TRECHO DO DOCUMENTO ::
——————————

Sábado, 20 de Julho de 2019
Saúde pública
Monlevadense vai às redes sociais e desabafa sobre a morte do pai: “Foi dengue hemorrágica”

Se confirmado, caso terá sido o terceiro na cidade com óbito

Publicado em 28/04/2019 - 17h12
Família de Juliana- Arquivo pessoal

A cirurgiã-dentista Juliana Hosken usou as redes sociais no último sábado, 27, para desabafar e expressar a sua indignação em relação aos 49 casos de dengue em João Monlevade. Juliana perdeu o pai, Juscelino Tadeu Gonçalves, na quarta-feira, 24, com suspeita de dengue hemorrágica. Ele era professor de matemática do Colégio Kennedy.

No vídeo, Juliana cobra respostas do Poder Público diante do cenário preocupante em que vivem os moradores da cidade à sombra da doença. Na postagem, Juliana afirma ter recebido a confirmação de que o pai faleceu com dengue hemorrágica por meio de “gente de dentro” do hospital. “Eu estou aguardando uma resposta [..] sobre quais ações serão feitas neste momento. Estava procurando repelente […] nas farmácias de João Monlevade e não encontrei”, pontua.

Juliana questiona, na publicação, a falta de transparência do Poder Público em relação aos dados sobre a doença em Monlevade. Segundo ela, a ausência de informação sobre os processos que envolvem a notificação de pacientes com suspeita de dengue dificulta o entendimento dos familiares. “Vocês não estão preparados para lidar com os casos de complicação de dengue. Cadê o carro de fumacê que não passou até agora?”, questiona ela em relação ao Poder Público responsável.

——————————

REGISTROS FORNECIDOS ::

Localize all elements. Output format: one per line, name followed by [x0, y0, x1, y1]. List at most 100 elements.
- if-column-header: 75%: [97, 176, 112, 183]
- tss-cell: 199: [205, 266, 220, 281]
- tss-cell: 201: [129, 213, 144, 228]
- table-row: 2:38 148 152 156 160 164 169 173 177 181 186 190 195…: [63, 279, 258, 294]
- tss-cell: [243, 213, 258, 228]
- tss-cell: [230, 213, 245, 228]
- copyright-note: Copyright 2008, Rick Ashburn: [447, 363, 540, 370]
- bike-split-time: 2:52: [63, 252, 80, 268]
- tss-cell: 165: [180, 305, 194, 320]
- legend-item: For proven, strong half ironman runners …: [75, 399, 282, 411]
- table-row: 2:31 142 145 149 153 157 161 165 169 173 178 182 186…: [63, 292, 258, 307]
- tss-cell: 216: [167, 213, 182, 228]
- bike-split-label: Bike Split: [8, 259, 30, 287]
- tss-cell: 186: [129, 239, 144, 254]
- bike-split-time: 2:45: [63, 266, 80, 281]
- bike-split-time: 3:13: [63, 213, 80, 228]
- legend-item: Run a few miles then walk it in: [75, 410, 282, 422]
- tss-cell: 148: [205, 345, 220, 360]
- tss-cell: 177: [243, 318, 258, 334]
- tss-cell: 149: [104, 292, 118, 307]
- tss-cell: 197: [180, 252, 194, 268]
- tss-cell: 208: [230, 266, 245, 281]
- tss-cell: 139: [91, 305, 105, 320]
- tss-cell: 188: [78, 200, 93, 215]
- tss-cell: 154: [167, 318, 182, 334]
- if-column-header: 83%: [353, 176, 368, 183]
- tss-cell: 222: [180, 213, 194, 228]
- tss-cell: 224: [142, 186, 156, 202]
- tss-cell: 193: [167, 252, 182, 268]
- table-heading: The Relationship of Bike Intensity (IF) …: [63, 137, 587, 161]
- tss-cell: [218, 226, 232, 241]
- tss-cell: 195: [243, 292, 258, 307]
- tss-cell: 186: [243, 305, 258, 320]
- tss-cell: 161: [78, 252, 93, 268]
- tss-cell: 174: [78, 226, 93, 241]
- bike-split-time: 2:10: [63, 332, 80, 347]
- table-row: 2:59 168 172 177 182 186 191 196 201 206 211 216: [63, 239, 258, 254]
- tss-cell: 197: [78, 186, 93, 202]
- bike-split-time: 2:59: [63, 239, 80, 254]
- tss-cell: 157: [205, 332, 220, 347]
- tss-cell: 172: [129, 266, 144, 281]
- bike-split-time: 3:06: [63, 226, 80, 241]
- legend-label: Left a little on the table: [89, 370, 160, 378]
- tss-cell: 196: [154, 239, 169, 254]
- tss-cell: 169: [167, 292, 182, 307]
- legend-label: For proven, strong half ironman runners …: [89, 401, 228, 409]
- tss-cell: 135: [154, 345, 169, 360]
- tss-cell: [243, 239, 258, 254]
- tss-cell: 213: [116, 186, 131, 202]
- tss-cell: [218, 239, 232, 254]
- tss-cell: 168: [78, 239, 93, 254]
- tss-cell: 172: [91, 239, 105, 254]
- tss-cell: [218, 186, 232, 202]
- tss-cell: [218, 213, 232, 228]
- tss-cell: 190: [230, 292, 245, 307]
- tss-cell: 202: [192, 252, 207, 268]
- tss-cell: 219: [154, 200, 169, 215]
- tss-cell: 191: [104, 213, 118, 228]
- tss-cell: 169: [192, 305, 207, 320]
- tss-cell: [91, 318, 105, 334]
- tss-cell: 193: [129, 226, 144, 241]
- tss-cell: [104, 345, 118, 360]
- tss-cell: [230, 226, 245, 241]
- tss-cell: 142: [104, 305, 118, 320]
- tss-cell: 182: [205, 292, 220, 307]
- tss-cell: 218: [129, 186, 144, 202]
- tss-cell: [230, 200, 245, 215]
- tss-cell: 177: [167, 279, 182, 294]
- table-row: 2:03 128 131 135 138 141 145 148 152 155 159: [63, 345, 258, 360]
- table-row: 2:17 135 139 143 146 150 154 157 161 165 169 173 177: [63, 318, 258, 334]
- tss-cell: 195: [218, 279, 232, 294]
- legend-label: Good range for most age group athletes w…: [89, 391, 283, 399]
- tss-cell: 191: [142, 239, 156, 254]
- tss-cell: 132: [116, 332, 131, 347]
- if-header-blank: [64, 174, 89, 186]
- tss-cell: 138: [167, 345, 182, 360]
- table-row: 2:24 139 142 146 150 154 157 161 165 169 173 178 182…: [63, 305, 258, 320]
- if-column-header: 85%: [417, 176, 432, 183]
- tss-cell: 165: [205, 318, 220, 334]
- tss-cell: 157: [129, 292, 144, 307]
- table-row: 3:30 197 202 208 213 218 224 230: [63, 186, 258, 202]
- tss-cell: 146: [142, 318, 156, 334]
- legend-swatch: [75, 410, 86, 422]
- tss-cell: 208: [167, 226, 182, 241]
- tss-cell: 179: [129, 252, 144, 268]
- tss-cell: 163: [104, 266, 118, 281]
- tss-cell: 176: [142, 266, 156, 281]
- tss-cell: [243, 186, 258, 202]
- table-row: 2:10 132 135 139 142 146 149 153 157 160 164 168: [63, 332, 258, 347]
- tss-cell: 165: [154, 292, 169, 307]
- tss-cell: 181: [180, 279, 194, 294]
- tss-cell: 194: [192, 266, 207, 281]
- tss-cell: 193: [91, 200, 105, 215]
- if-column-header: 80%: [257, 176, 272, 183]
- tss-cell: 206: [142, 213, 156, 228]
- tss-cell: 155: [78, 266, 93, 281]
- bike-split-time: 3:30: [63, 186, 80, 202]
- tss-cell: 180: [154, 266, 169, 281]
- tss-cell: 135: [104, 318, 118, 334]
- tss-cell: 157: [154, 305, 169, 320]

——————————

SUAS INSTRUÇÕES :: Prossiga com a reportagem sobre a morte por suspeita de dengue hemorrágica em João Monlevade, partindo da última frase apresentada.

RESPOSTA FINAL ::
Sem contato

A reportagem procurou a Secretaria Municipal de Saúde de João Monlevade por meio de mensagem pelo aplicativo WhatsApp para repercutir as declarações de Juliana, mas até o momento não houve nenhum retorno.

Desabafo

Além do  comentário, a cirurgiã-dentista chama a atenção para que a população da cidade verifique os locais possíveis para depósito do Aedes Aegypti e ainda sugere a cobrança de multa para casas que facilitam o desenvolvimento do mosquito.

“O brasileiro só funciona quando mexe no bolso ou então morre alguém. Aí morreu o meu pai. Ele não é um caso de dengue hemorrágica, ele é o meu pai.  E agora? Alguém vai trazer meu pai de volta? Ninguém”, lamenta Juliana.

Situação crítica

No sábado, 30 de março, João Monlevade registrou o primeiro óbito por dengue neste ano. A prefeitura informou que a morte foi de uma idosa, que era portadora de lúpus, uma doença autoimune que compromete o sistema imunológico. Segundo a Assessoria de Comunicação, atualmente João Monlevade tem 187 casos suspeitos de dengue e 49 confirmações.